>>>>>

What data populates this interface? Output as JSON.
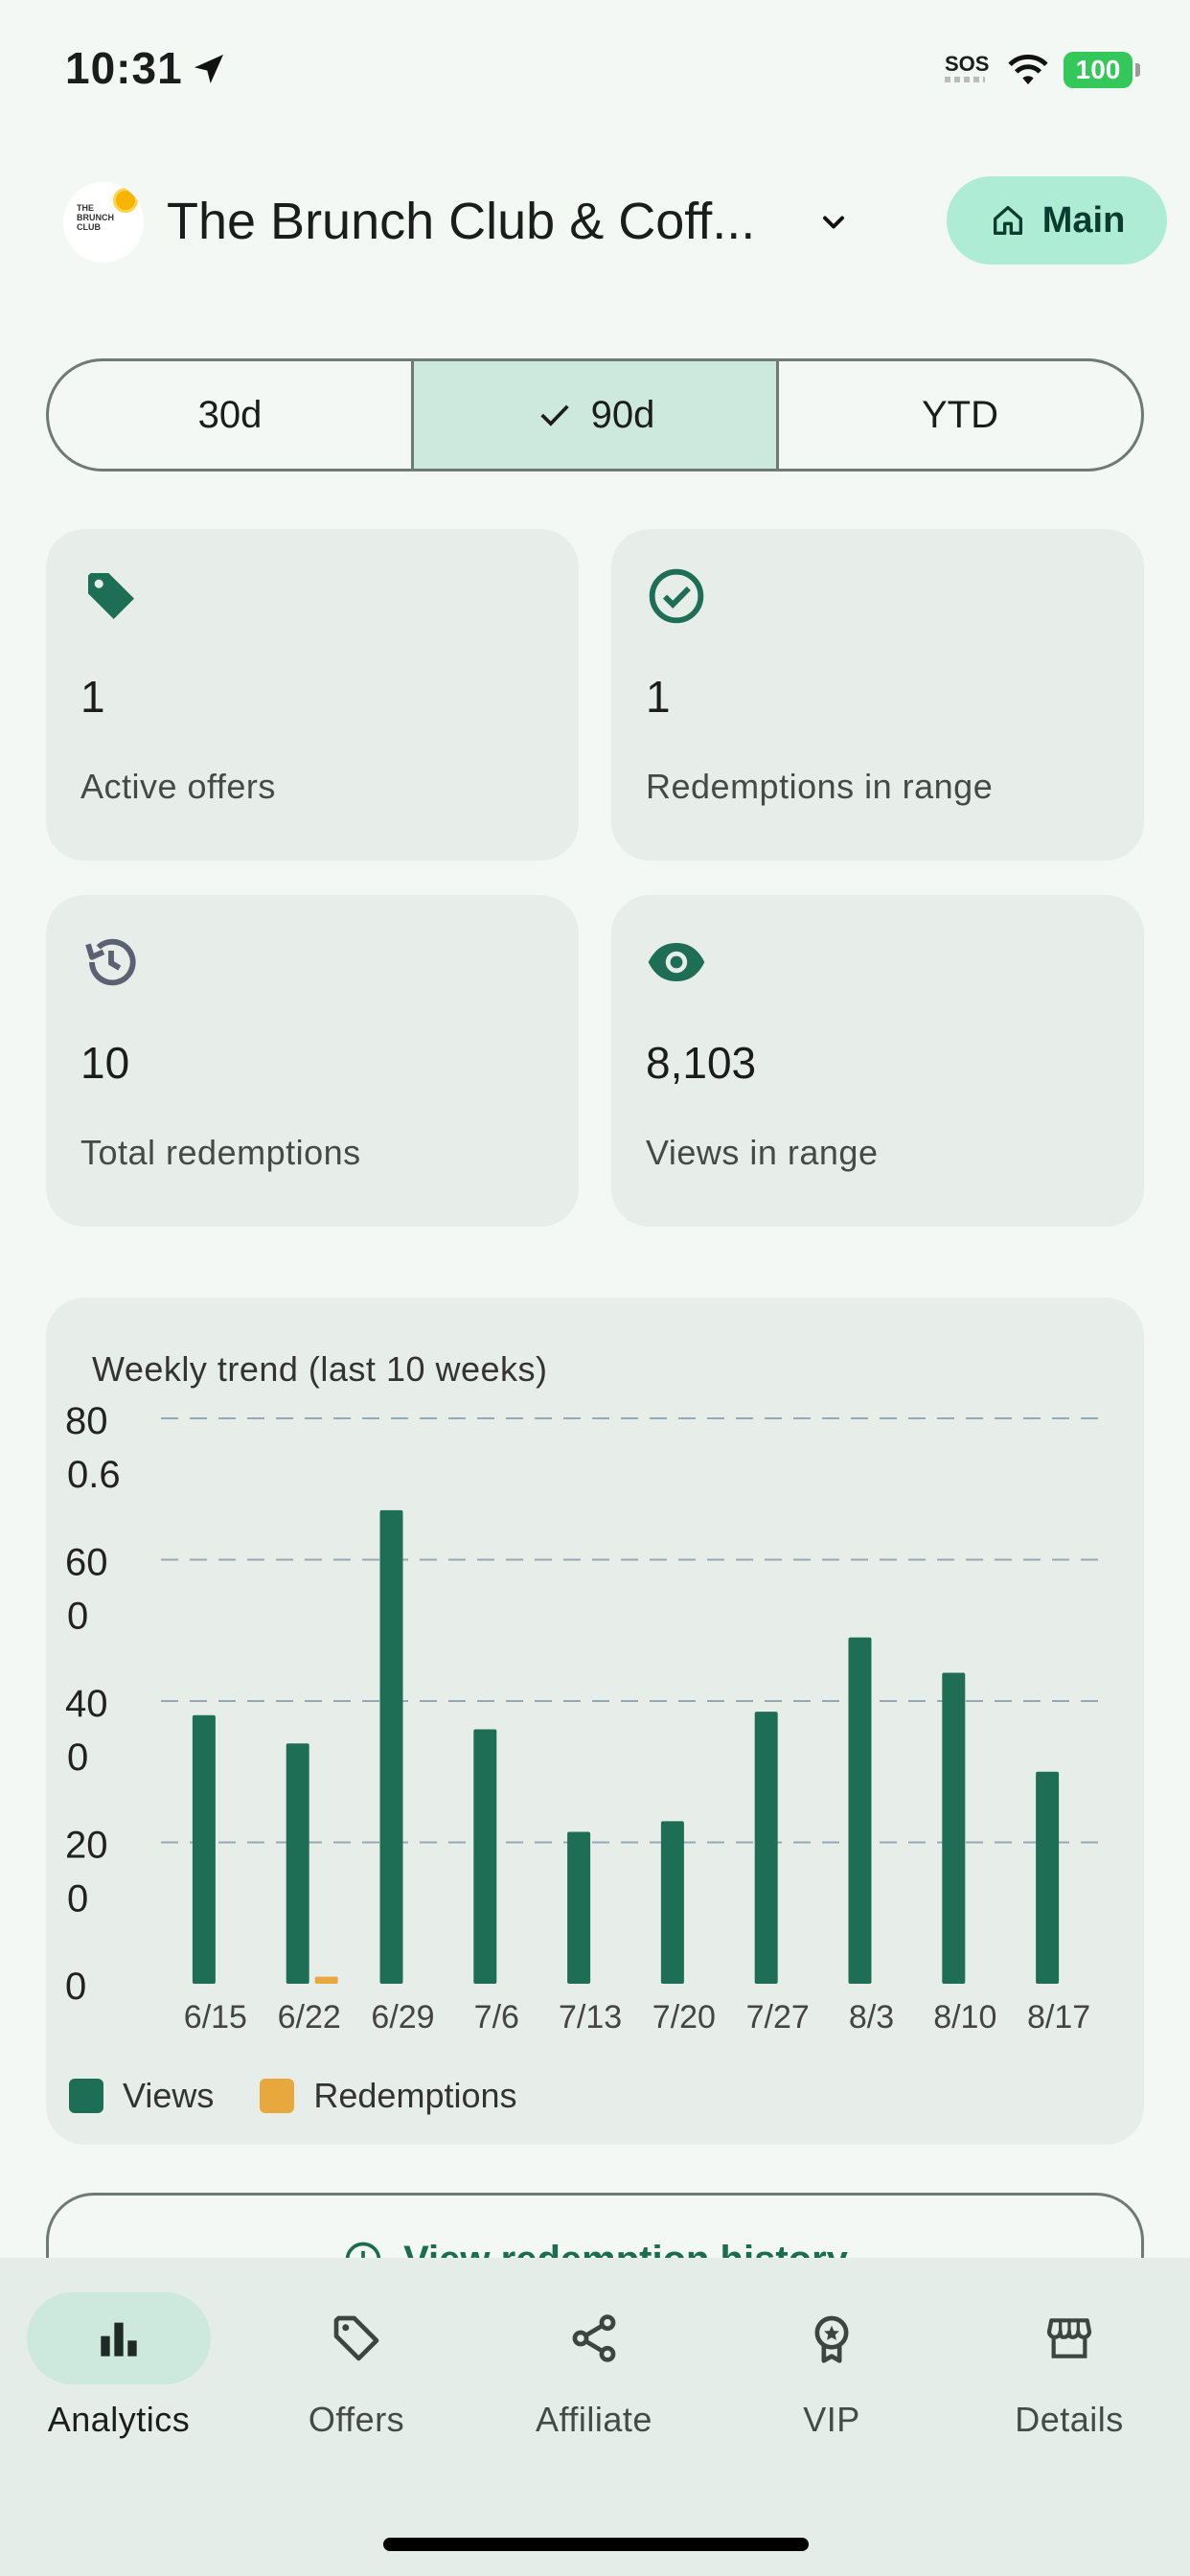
{
  "status_bar": {
    "time": "10:31",
    "sos": "SOS",
    "battery": "100"
  },
  "header": {
    "business_name": "The Brunch Club & Coff...",
    "main_button": "Main"
  },
  "range_selector": {
    "options": [
      "30d",
      "90d",
      "YTD"
    ],
    "selected": "90d"
  },
  "stats": [
    {
      "icon": "tag-icon",
      "value": "1",
      "label": "Active offers"
    },
    {
      "icon": "check-circle-icon",
      "value": "1",
      "label": "Redemptions in range"
    },
    {
      "icon": "history-icon",
      "value": "10",
      "label": "Total redemptions"
    },
    {
      "icon": "eye-icon",
      "value": "8,103",
      "label": "Views in range"
    }
  ],
  "chart_data": {
    "type": "bar",
    "title": "Weekly trend (last 10 weeks)",
    "categories": [
      "6/15",
      "6/22",
      "6/29",
      "7/6",
      "7/13",
      "7/20",
      "7/27",
      "8/3",
      "8/10",
      "8/17"
    ],
    "series": [
      {
        "name": "Views",
        "color": "#1e6e55",
        "values": [
          38,
          34,
          67,
          36,
          21.5,
          23,
          38.5,
          49,
          44,
          30
        ]
      },
      {
        "name": "Redemptions",
        "color": "#e8a83e",
        "values": [
          0,
          1,
          0,
          0,
          0,
          0,
          0,
          0,
          0,
          0
        ]
      }
    ],
    "y_ticks_left": [
      "80",
      "60",
      "40",
      "20",
      "0"
    ],
    "y_ticks_right_overlap": [
      "0.6",
      "0",
      "0",
      "0"
    ],
    "ylim": [
      0,
      80
    ],
    "grid": true,
    "legend": "bottom-left"
  },
  "history_button": {
    "label": "View redemption history"
  },
  "bottom_nav": {
    "items": [
      {
        "label": "Analytics",
        "icon": "bar-chart-icon",
        "active": true
      },
      {
        "label": "Offers",
        "icon": "tag-outline-icon",
        "active": false
      },
      {
        "label": "Affiliate",
        "icon": "share-icon",
        "active": false
      },
      {
        "label": "VIP",
        "icon": "badge-icon",
        "active": false
      },
      {
        "label": "Details",
        "icon": "storefront-icon",
        "active": false
      }
    ]
  },
  "colors": {
    "accent": "#1e6e55",
    "redemptions": "#e8a83e",
    "main_button_bg": "#aeecd6",
    "active_seg_bg": "#cde8dc"
  }
}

<<<<<

## TASK OBJECTIVE
Reproduce the full listing above verbatim, with no pictures included.

## TASK RESULT
What data populates this interface? Output as JSON.
{
  "status_bar": {
    "time": "10:31",
    "sos": "SOS",
    "battery": "100"
  },
  "header": {
    "business_name": "The Brunch Club & Coff...",
    "main_button": "Main"
  },
  "range_selector": {
    "options": [
      "30d",
      "90d",
      "YTD"
    ],
    "selected": "90d"
  },
  "stats": [
    {
      "icon": "tag-icon",
      "value": "1",
      "label": "Active offers"
    },
    {
      "icon": "check-circle-icon",
      "value": "1",
      "label": "Redemptions in range"
    },
    {
      "icon": "history-icon",
      "value": "10",
      "label": "Total redemptions"
    },
    {
      "icon": "eye-icon",
      "value": "8,103",
      "label": "Views in range"
    }
  ],
  "chart_data": {
    "type": "bar",
    "title": "Weekly trend (last 10 weeks)",
    "categories": [
      "6/15",
      "6/22",
      "6/29",
      "7/6",
      "7/13",
      "7/20",
      "7/27",
      "8/3",
      "8/10",
      "8/17"
    ],
    "series": [
      {
        "name": "Views",
        "color": "#1e6e55",
        "values": [
          38,
          34,
          67,
          36,
          21.5,
          23,
          38.5,
          49,
          44,
          30
        ]
      },
      {
        "name": "Redemptions",
        "color": "#e8a83e",
        "values": [
          0,
          1,
          0,
          0,
          0,
          0,
          0,
          0,
          0,
          0
        ]
      }
    ],
    "y_ticks_left": [
      "80",
      "60",
      "40",
      "20",
      "0"
    ],
    "y_ticks_right_overlap": [
      "0.6",
      "0",
      "0",
      "0"
    ],
    "ylim": [
      0,
      80
    ],
    "grid": true,
    "legend": "bottom-left"
  },
  "history_button": {
    "label": "View redemption history"
  },
  "bottom_nav": {
    "items": [
      {
        "label": "Analytics",
        "icon": "bar-chart-icon",
        "active": true
      },
      {
        "label": "Offers",
        "icon": "tag-outline-icon",
        "active": false
      },
      {
        "label": "Affiliate",
        "icon": "share-icon",
        "active": false
      },
      {
        "label": "VIP",
        "icon": "badge-icon",
        "active": false
      },
      {
        "label": "Details",
        "icon": "storefront-icon",
        "active": false
      }
    ]
  },
  "colors": {
    "accent": "#1e6e55",
    "redemptions": "#e8a83e",
    "main_button_bg": "#aeecd6",
    "active_seg_bg": "#cde8dc"
  }
}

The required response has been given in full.